## Material to process

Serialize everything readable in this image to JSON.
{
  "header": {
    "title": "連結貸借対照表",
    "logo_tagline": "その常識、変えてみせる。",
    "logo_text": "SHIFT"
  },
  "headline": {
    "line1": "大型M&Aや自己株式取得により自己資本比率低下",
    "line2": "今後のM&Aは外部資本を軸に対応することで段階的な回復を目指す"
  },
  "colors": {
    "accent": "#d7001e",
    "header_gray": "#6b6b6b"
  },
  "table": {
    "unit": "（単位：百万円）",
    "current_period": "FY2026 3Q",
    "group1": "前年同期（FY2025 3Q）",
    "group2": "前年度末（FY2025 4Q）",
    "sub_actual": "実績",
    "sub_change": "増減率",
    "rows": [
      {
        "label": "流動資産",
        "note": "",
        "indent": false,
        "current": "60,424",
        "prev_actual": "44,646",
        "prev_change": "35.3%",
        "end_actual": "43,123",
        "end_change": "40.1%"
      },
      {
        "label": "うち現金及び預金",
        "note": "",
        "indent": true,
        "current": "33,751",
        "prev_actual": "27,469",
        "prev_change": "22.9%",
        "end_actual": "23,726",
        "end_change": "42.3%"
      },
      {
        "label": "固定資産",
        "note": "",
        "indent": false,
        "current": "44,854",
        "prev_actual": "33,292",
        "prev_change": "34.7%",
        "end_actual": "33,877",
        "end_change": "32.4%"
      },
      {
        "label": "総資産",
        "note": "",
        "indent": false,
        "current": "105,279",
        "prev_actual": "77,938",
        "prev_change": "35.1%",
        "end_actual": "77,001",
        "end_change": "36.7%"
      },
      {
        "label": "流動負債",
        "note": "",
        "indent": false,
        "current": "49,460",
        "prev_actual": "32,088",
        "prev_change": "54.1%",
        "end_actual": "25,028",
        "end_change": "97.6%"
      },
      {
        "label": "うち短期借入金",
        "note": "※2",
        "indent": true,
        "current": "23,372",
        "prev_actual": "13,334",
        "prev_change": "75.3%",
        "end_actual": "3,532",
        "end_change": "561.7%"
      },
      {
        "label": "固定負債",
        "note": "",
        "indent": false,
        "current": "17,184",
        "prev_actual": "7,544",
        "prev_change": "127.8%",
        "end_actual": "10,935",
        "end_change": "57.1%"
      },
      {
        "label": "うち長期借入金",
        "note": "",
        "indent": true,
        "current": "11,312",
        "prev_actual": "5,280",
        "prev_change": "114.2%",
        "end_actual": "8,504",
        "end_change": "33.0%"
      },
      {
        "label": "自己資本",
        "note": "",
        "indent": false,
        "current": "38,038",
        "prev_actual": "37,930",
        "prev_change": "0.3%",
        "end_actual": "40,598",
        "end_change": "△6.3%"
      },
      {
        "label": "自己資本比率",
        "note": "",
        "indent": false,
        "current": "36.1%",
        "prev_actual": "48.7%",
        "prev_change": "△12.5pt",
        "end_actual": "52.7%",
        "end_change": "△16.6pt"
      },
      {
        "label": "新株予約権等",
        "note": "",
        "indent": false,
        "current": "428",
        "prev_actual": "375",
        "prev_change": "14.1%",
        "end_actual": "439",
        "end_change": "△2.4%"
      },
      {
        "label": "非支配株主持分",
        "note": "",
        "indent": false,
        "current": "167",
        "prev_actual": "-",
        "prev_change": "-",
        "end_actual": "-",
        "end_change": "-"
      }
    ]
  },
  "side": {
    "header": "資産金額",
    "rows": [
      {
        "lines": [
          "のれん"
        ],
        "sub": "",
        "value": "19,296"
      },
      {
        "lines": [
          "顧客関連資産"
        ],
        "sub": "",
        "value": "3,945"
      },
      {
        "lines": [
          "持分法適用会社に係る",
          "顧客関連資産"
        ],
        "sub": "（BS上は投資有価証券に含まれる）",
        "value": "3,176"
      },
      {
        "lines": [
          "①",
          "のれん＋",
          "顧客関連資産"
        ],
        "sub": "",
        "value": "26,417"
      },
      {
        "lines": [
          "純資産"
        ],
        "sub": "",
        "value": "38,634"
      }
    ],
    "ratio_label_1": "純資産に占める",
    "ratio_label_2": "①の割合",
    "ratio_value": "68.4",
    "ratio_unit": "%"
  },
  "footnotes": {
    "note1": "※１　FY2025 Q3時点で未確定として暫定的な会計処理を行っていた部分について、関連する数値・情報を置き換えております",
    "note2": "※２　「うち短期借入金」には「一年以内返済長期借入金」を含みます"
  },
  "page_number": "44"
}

## Task directions
The records above should be returned exactly.

## Response for this exercise
Serialize everything readable in this image to JSON.
{
  "header": {
    "title": "連結貸借対照表",
    "logo_tagline": "その常識、変えてみせる。",
    "logo_text": "SHIFT"
  },
  "headline": {
    "line1": "大型M&Aや自己株式取得により自己資本比率低下",
    "line2": "今後のM&Aは外部資本を軸に対応することで段階的な回復を目指す"
  },
  "colors": {
    "accent": "#d7001e",
    "header_gray": "#6b6b6b"
  },
  "table": {
    "unit": "（単位：百万円）",
    "current_period": "FY2026 3Q",
    "group1": "前年同期（FY2025 3Q）",
    "group2": "前年度末（FY2025 4Q）",
    "sub_actual": "実績",
    "sub_change": "増減率",
    "rows": [
      {
        "label": "流動資産",
        "note": "",
        "indent": false,
        "current": "60,424",
        "prev_actual": "44,646",
        "prev_change": "35.3%",
        "end_actual": "43,123",
        "end_change": "40.1%"
      },
      {
        "label": "うち現金及び預金",
        "note": "",
        "indent": true,
        "current": "33,751",
        "prev_actual": "27,469",
        "prev_change": "22.9%",
        "end_actual": "23,726",
        "end_change": "42.3%"
      },
      {
        "label": "固定資産",
        "note": "",
        "indent": false,
        "current": "44,854",
        "prev_actual": "33,292",
        "prev_change": "34.7%",
        "end_actual": "33,877",
        "end_change": "32.4%"
      },
      {
        "label": "総資産",
        "note": "",
        "indent": false,
        "current": "105,279",
        "prev_actual": "77,938",
        "prev_change": "35.1%",
        "end_actual": "77,001",
        "end_change": "36.7%"
      },
      {
        "label": "流動負債",
        "note": "",
        "indent": false,
        "current": "49,460",
        "prev_actual": "32,088",
        "prev_change": "54.1%",
        "end_actual": "25,028",
        "end_change": "97.6%"
      },
      {
        "label": "うち短期借入金",
        "note": "※2",
        "indent": true,
        "current": "23,372",
        "prev_actual": "13,334",
        "prev_change": "75.3%",
        "end_actual": "3,532",
        "end_change": "561.7%"
      },
      {
        "label": "固定負債",
        "note": "",
        "indent": false,
        "current": "17,184",
        "prev_actual": "7,544",
        "prev_change": "127.8%",
        "end_actual": "10,935",
        "end_change": "57.1%"
      },
      {
        "label": "うち長期借入金",
        "note": "",
        "indent": true,
        "current": "11,312",
        "prev_actual": "5,280",
        "prev_change": "114.2%",
        "end_actual": "8,504",
        "end_change": "33.0%"
      },
      {
        "label": "自己資本",
        "note": "",
        "indent": false,
        "current": "38,038",
        "prev_actual": "37,930",
        "prev_change": "0.3%",
        "end_actual": "40,598",
        "end_change": "△6.3%"
      },
      {
        "label": "自己資本比率",
        "note": "",
        "indent": false,
        "current": "36.1%",
        "prev_actual": "48.7%",
        "prev_change": "△12.5pt",
        "end_actual": "52.7%",
        "end_change": "△16.6pt"
      },
      {
        "label": "新株予約権等",
        "note": "",
        "indent": false,
        "current": "428",
        "prev_actual": "375",
        "prev_change": "14.1%",
        "end_actual": "439",
        "end_change": "△2.4%"
      },
      {
        "label": "非支配株主持分",
        "note": "",
        "indent": false,
        "current": "167",
        "prev_actual": "-",
        "prev_change": "-",
        "end_actual": "-",
        "end_change": "-"
      }
    ]
  },
  "side": {
    "header": "資産金額",
    "rows": [
      {
        "lines": [
          "のれん"
        ],
        "sub": "",
        "value": "19,296"
      },
      {
        "lines": [
          "顧客関連資産"
        ],
        "sub": "",
        "value": "3,945"
      },
      {
        "lines": [
          "持分法適用会社に係る",
          "顧客関連資産"
        ],
        "sub": "（BS上は投資有価証券に含まれる）",
        "value": "3,176"
      },
      {
        "lines": [
          "①",
          "のれん＋",
          "顧客関連資産"
        ],
        "sub": "",
        "value": "26,417"
      },
      {
        "lines": [
          "純資産"
        ],
        "sub": "",
        "value": "38,634"
      }
    ],
    "ratio_label_1": "純資産に占める",
    "ratio_label_2": "①の割合",
    "ratio_value": "68.4",
    "ratio_unit": "%"
  },
  "footnotes": {
    "note1": "※１　FY2025 Q3時点で未確定として暫定的な会計処理を行っていた部分について、関連する数値・情報を置き換えております",
    "note2": "※２　「うち短期借入金」には「一年以内返済長期借入金」を含みます"
  },
  "page_number": "44"
}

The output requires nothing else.